__Problem__. Identify the lines that contain the string "document" and copy all of them.

--- Begin Input ---

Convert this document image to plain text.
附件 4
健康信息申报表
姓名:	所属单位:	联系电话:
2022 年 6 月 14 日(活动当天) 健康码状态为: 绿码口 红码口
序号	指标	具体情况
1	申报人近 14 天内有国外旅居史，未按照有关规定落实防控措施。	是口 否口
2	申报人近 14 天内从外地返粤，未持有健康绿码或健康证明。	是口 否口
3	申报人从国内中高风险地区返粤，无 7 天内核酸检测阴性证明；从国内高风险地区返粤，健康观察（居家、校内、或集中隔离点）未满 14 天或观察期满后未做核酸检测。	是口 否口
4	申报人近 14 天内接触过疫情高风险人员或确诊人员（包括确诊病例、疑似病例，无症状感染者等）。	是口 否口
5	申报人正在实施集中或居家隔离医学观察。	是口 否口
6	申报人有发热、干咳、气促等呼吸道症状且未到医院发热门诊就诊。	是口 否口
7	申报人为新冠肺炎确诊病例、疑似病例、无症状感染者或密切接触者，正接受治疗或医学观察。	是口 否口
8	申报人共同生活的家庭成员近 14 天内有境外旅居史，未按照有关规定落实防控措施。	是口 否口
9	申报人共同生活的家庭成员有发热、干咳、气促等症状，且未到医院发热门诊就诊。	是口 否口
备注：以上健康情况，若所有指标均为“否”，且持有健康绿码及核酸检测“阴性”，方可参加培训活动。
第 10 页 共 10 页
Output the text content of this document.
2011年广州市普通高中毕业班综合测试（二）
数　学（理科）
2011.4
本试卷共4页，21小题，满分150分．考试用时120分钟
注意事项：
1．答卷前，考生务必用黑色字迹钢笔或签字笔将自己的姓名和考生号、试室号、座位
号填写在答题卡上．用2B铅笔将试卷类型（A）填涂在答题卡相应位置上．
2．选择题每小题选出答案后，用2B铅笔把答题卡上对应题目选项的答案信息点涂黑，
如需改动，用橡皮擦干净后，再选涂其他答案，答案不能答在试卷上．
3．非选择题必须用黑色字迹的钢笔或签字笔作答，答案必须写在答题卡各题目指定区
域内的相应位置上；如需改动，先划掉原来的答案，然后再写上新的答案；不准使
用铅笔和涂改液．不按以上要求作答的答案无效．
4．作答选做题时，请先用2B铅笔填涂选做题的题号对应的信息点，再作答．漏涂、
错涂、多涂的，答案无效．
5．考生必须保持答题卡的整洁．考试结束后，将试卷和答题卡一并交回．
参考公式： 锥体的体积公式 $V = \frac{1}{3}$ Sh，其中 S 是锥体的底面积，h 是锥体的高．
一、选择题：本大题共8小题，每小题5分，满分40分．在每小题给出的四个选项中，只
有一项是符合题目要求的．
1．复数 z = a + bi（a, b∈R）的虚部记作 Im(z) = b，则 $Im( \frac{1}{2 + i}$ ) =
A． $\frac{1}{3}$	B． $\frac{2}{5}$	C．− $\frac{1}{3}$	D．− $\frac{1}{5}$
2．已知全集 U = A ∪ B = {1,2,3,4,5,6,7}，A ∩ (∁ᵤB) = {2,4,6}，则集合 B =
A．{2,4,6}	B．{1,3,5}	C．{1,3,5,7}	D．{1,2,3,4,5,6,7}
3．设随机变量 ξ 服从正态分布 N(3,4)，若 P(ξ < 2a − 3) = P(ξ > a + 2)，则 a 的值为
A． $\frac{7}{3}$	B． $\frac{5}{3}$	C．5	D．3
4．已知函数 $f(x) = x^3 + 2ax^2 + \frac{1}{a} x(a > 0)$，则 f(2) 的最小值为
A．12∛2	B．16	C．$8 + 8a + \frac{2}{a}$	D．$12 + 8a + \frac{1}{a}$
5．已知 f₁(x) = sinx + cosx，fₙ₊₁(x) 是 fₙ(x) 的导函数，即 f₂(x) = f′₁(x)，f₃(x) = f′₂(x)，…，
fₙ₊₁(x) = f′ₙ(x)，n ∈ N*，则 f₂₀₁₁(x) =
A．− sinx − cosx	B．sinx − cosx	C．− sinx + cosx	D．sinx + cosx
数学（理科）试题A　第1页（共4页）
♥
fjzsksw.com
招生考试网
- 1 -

--- End Input ---

__The reply__.
Convert this document image to plain text.
Output the text content of this document.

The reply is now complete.